Write the records below out in full, character for character, with no pictures.

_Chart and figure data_
_ _ _ _
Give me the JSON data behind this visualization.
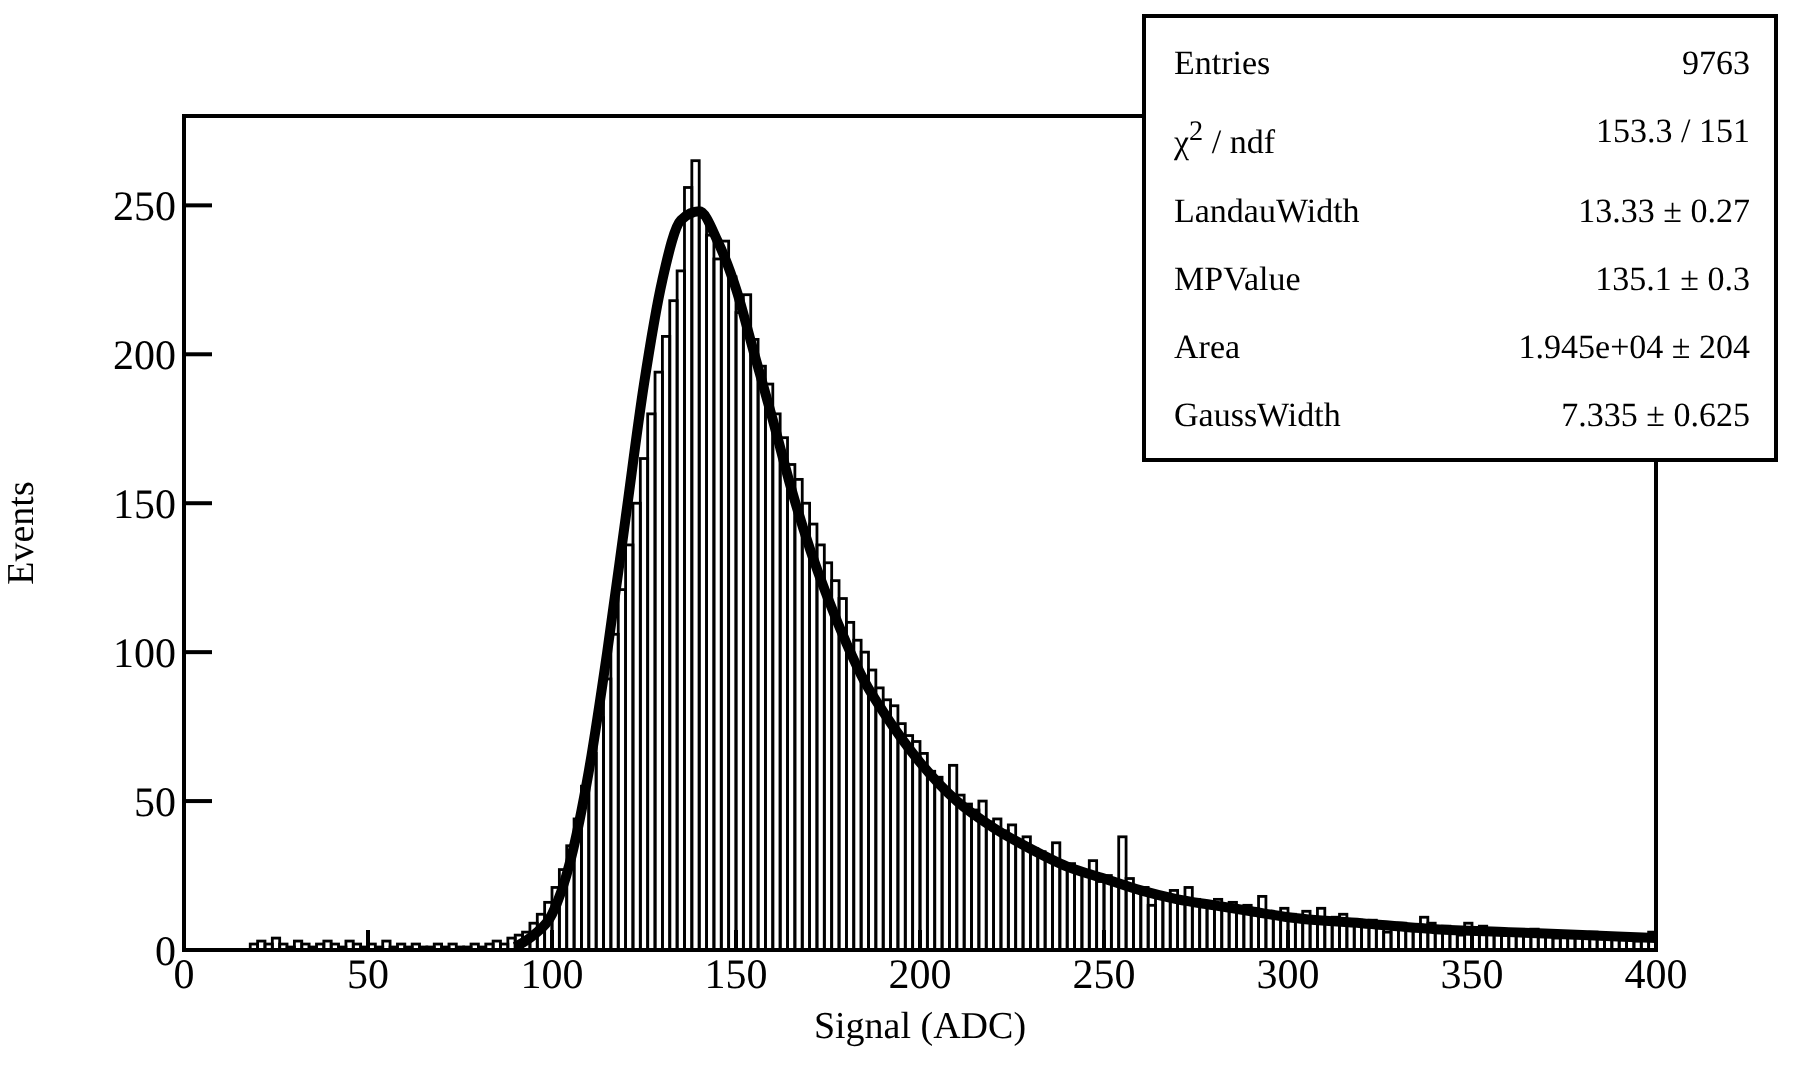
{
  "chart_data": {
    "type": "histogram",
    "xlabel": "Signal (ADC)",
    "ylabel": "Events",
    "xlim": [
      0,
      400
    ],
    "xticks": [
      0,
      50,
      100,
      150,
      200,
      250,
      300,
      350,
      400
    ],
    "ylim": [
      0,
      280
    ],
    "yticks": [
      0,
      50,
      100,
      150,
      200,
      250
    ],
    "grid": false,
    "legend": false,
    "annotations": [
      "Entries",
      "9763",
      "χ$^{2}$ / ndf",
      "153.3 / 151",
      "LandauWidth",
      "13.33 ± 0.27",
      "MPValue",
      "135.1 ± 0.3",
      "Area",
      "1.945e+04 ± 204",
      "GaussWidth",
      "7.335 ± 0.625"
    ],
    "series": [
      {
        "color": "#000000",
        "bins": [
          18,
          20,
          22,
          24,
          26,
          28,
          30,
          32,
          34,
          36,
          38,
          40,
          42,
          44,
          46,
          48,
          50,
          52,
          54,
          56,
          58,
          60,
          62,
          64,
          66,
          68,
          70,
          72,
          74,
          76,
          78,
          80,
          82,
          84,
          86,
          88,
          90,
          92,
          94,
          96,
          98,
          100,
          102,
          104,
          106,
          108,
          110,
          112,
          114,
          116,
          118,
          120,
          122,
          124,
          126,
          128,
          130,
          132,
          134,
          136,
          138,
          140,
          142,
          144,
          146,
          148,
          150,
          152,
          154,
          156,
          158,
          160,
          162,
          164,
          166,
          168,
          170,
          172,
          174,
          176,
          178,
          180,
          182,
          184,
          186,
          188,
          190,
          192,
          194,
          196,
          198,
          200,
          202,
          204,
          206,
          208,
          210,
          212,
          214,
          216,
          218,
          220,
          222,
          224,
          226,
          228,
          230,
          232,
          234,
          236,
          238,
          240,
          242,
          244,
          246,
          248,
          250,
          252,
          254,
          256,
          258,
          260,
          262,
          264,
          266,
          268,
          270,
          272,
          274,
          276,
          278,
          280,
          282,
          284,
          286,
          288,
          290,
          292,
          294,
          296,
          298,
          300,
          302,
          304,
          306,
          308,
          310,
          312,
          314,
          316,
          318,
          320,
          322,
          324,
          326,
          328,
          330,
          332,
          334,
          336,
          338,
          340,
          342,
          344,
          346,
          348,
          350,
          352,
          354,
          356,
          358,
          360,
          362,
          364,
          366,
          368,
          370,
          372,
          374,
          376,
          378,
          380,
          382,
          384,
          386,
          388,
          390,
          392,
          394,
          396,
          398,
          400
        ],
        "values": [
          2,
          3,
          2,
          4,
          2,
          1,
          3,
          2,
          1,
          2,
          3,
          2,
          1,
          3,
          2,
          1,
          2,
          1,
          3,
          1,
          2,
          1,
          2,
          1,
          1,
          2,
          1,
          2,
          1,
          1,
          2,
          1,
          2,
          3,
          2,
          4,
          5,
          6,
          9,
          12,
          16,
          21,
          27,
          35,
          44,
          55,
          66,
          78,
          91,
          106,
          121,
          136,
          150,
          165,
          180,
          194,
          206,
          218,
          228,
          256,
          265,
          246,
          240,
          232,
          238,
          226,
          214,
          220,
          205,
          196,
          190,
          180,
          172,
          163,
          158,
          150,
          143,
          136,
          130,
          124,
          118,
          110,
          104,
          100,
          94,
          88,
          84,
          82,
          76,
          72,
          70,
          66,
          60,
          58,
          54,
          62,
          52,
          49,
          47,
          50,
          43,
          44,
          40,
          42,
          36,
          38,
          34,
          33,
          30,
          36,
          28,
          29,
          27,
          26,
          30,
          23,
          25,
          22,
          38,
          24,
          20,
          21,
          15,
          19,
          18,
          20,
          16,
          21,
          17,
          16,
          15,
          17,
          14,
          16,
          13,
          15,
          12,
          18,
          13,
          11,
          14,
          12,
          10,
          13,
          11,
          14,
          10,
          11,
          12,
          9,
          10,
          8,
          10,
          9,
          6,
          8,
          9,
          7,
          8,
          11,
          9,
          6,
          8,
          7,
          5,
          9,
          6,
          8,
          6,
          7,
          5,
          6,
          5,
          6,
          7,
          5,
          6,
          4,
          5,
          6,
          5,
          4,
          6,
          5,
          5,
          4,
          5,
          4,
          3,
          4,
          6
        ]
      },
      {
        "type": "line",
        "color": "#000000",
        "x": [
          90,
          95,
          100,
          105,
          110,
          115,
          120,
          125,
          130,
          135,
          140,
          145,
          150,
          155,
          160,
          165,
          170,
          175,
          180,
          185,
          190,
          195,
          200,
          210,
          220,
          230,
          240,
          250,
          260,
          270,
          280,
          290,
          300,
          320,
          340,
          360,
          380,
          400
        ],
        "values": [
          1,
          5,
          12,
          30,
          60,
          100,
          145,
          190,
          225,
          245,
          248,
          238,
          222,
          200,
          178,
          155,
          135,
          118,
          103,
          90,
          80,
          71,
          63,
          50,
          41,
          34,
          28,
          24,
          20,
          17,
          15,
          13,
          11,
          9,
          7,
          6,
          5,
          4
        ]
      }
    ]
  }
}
_ _ _ _
_Task result_
Give me the JSON data behind this visualization.
{
  "chart_data": {
    "type": "histogram",
    "xlabel": "Signal (ADC)",
    "ylabel": "Events",
    "xlim": [
      0,
      400
    ],
    "xticks": [
      0,
      50,
      100,
      150,
      200,
      250,
      300,
      350,
      400
    ],
    "ylim": [
      0,
      280
    ],
    "yticks": [
      0,
      50,
      100,
      150,
      200,
      250
    ],
    "grid": false,
    "legend": false,
    "annotations": [
      "Entries",
      "9763",
      "χ$^{2}$ / ndf",
      "153.3 / 151",
      "LandauWidth",
      "13.33 ± 0.27",
      "MPValue",
      "135.1 ± 0.3",
      "Area",
      "1.945e+04 ± 204",
      "GaussWidth",
      "7.335 ± 0.625"
    ],
    "series": [
      {
        "color": "#000000",
        "bins": [
          18,
          20,
          22,
          24,
          26,
          28,
          30,
          32,
          34,
          36,
          38,
          40,
          42,
          44,
          46,
          48,
          50,
          52,
          54,
          56,
          58,
          60,
          62,
          64,
          66,
          68,
          70,
          72,
          74,
          76,
          78,
          80,
          82,
          84,
          86,
          88,
          90,
          92,
          94,
          96,
          98,
          100,
          102,
          104,
          106,
          108,
          110,
          112,
          114,
          116,
          118,
          120,
          122,
          124,
          126,
          128,
          130,
          132,
          134,
          136,
          138,
          140,
          142,
          144,
          146,
          148,
          150,
          152,
          154,
          156,
          158,
          160,
          162,
          164,
          166,
          168,
          170,
          172,
          174,
          176,
          178,
          180,
          182,
          184,
          186,
          188,
          190,
          192,
          194,
          196,
          198,
          200,
          202,
          204,
          206,
          208,
          210,
          212,
          214,
          216,
          218,
          220,
          222,
          224,
          226,
          228,
          230,
          232,
          234,
          236,
          238,
          240,
          242,
          244,
          246,
          248,
          250,
          252,
          254,
          256,
          258,
          260,
          262,
          264,
          266,
          268,
          270,
          272,
          274,
          276,
          278,
          280,
          282,
          284,
          286,
          288,
          290,
          292,
          294,
          296,
          298,
          300,
          302,
          304,
          306,
          308,
          310,
          312,
          314,
          316,
          318,
          320,
          322,
          324,
          326,
          328,
          330,
          332,
          334,
          336,
          338,
          340,
          342,
          344,
          346,
          348,
          350,
          352,
          354,
          356,
          358,
          360,
          362,
          364,
          366,
          368,
          370,
          372,
          374,
          376,
          378,
          380,
          382,
          384,
          386,
          388,
          390,
          392,
          394,
          396,
          398,
          400
        ],
        "values": [
          2,
          3,
          2,
          4,
          2,
          1,
          3,
          2,
          1,
          2,
          3,
          2,
          1,
          3,
          2,
          1,
          2,
          1,
          3,
          1,
          2,
          1,
          2,
          1,
          1,
          2,
          1,
          2,
          1,
          1,
          2,
          1,
          2,
          3,
          2,
          4,
          5,
          6,
          9,
          12,
          16,
          21,
          27,
          35,
          44,
          55,
          66,
          78,
          91,
          106,
          121,
          136,
          150,
          165,
          180,
          194,
          206,
          218,
          228,
          256,
          265,
          246,
          240,
          232,
          238,
          226,
          214,
          220,
          205,
          196,
          190,
          180,
          172,
          163,
          158,
          150,
          143,
          136,
          130,
          124,
          118,
          110,
          104,
          100,
          94,
          88,
          84,
          82,
          76,
          72,
          70,
          66,
          60,
          58,
          54,
          62,
          52,
          49,
          47,
          50,
          43,
          44,
          40,
          42,
          36,
          38,
          34,
          33,
          30,
          36,
          28,
          29,
          27,
          26,
          30,
          23,
          25,
          22,
          38,
          24,
          20,
          21,
          15,
          19,
          18,
          20,
          16,
          21,
          17,
          16,
          15,
          17,
          14,
          16,
          13,
          15,
          12,
          18,
          13,
          11,
          14,
          12,
          10,
          13,
          11,
          14,
          10,
          11,
          12,
          9,
          10,
          8,
          10,
          9,
          6,
          8,
          9,
          7,
          8,
          11,
          9,
          6,
          8,
          7,
          5,
          9,
          6,
          8,
          6,
          7,
          5,
          6,
          5,
          6,
          7,
          5,
          6,
          4,
          5,
          6,
          5,
          4,
          6,
          5,
          5,
          4,
          5,
          4,
          3,
          4,
          6
        ]
      },
      {
        "type": "line",
        "color": "#000000",
        "x": [
          90,
          95,
          100,
          105,
          110,
          115,
          120,
          125,
          130,
          135,
          140,
          145,
          150,
          155,
          160,
          165,
          170,
          175,
          180,
          185,
          190,
          195,
          200,
          210,
          220,
          230,
          240,
          250,
          260,
          270,
          280,
          290,
          300,
          320,
          340,
          360,
          380,
          400
        ],
        "values": [
          1,
          5,
          12,
          30,
          60,
          100,
          145,
          190,
          225,
          245,
          248,
          238,
          222,
          200,
          178,
          155,
          135,
          118,
          103,
          90,
          80,
          71,
          63,
          50,
          41,
          34,
          28,
          24,
          20,
          17,
          15,
          13,
          11,
          9,
          7,
          6,
          5,
          4
        ]
      }
    ]
  }
}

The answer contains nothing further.